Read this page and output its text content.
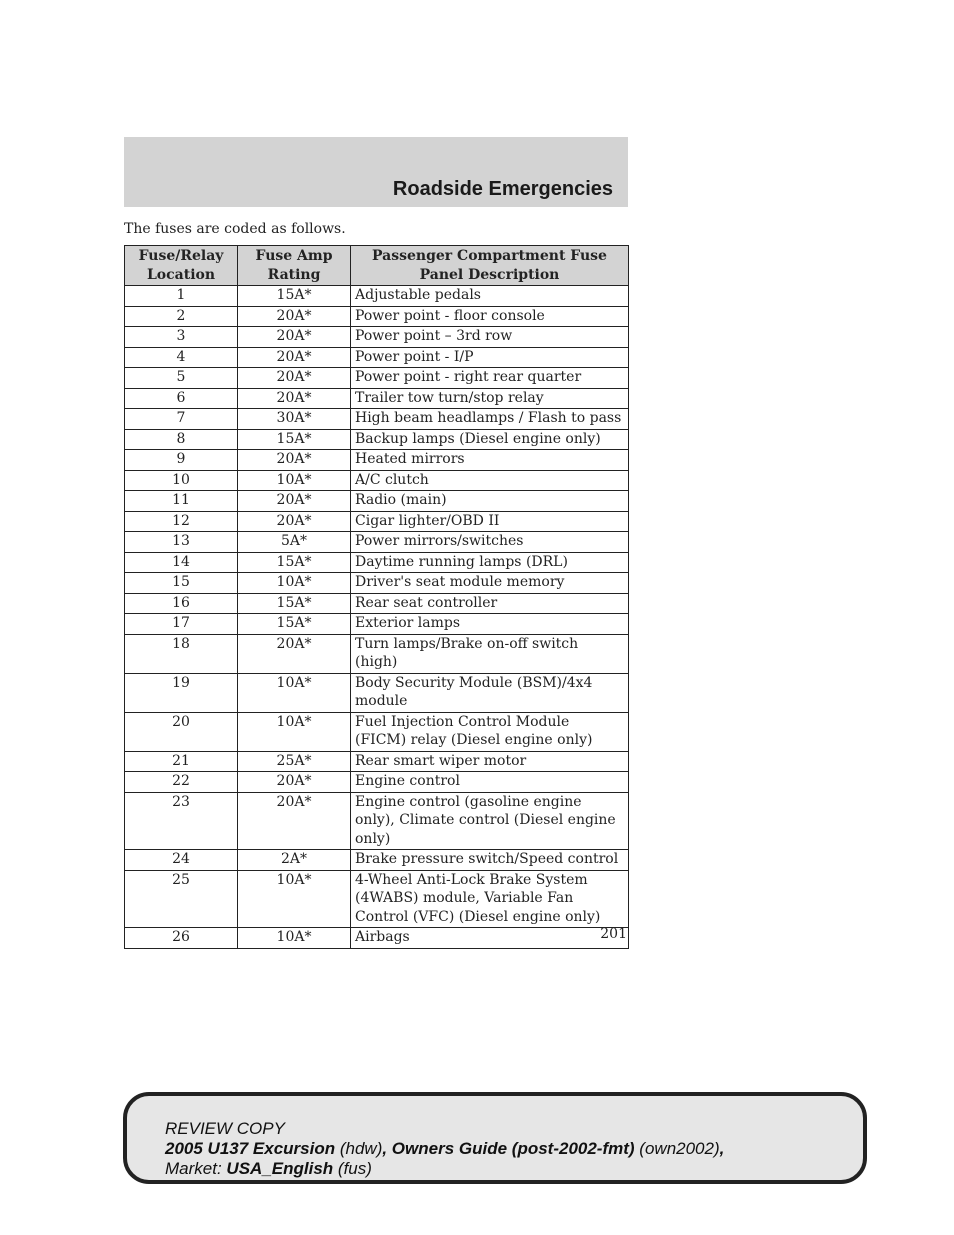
Roadside Emergencies
The fuses are coded as follows.
Fuse/Relay Location	Fuse Amp Rating	Passenger Compartment Fuse Panel Description
1	15A*	Adjustable pedals
2	20A*	Power point - floor console
3	20A*	Power point – 3rd row
4	20A*	Power point - I/P
5	20A*	Power point - right rear quarter
6	20A*	Trailer tow turn/stop relay
7	30A*	High beam headlamps / Flash to pass
8	15A*	Backup lamps (Diesel engine only)
9	20A*	Heated mirrors
10	10A*	A/C clutch
11	20A*	Radio (main)
12	20A*	Cigar lighter/OBD II
13	5A*	Power mirrors/switches
14	15A*	Daytime running lamps (DRL)
15	10A*	Driver's seat module memory
16	15A*	Rear seat controller
17	15A*	Exterior lamps
18	20A*	Turn lamps/Brake on-off switch (high)
19	10A*	Body Security Module (BSM)/4x4 module
20	10A*	Fuel Injection Control Module (FICM) relay (Diesel engine only)
21	25A*	Rear smart wiper motor
22	20A*	Engine control
23	20A*	Engine control (gasoline engine only), Climate control (Diesel engine only)
24	2A*	Brake pressure switch/Speed control
25	10A*	4-Wheel Anti-Lock Brake System (4WABS) module, Variable Fan Control (VFC) (Diesel engine only)
26	10A*	Airbags	201
REVIEW COPY
2005 U137 Excursion (hdw), Owners Guide (post-2002-fmt) (own2002),
Market: USA_English (fus)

______

Repeat the material exactly as it reads, without any of its pictures.

Read this page and output its text content.
Roadside Emergencies
The fuses are coded as follows.
Fuse/Relay Location	Fuse Amp Rating	Passenger Compartment Fuse Panel Description
1	15A*	Adjustable pedals
2	20A*	Power point - floor console
3	20A*	Power point – 3rd row
4	20A*	Power point - I/P
5	20A*	Power point - right rear quarter
6	20A*	Trailer tow turn/stop relay
7	30A*	High beam headlamps / Flash to pass
8	15A*	Backup lamps (Diesel engine only)
9	20A*	Heated mirrors
10	10A*	A/C clutch
11	20A*	Radio (main)
12	20A*	Cigar lighter/OBD II
13	5A*	Power mirrors/switches
14	15A*	Daytime running lamps (DRL)
15	10A*	Driver's seat module memory
16	15A*	Rear seat controller
17	15A*	Exterior lamps
18	20A*	Turn lamps/Brake on-off switch (high)
19	10A*	Body Security Module (BSM)/4x4 module
20	10A*	Fuel Injection Control Module (FICM) relay (Diesel engine only)
21	25A*	Rear smart wiper motor
22	20A*	Engine control
23	20A*	Engine control (gasoline engine only), Climate control (Diesel engine only)
24	2A*	Brake pressure switch/Speed control
25	10A*	4-Wheel Anti-Lock Brake System (4WABS) module, Variable Fan Control (VFC) (Diesel engine only)
26	10A*	Airbags	201
REVIEW COPY
2005 U137 Excursion (hdw), Owners Guide (post-2002-fmt) (own2002),
Market: USA_English (fus)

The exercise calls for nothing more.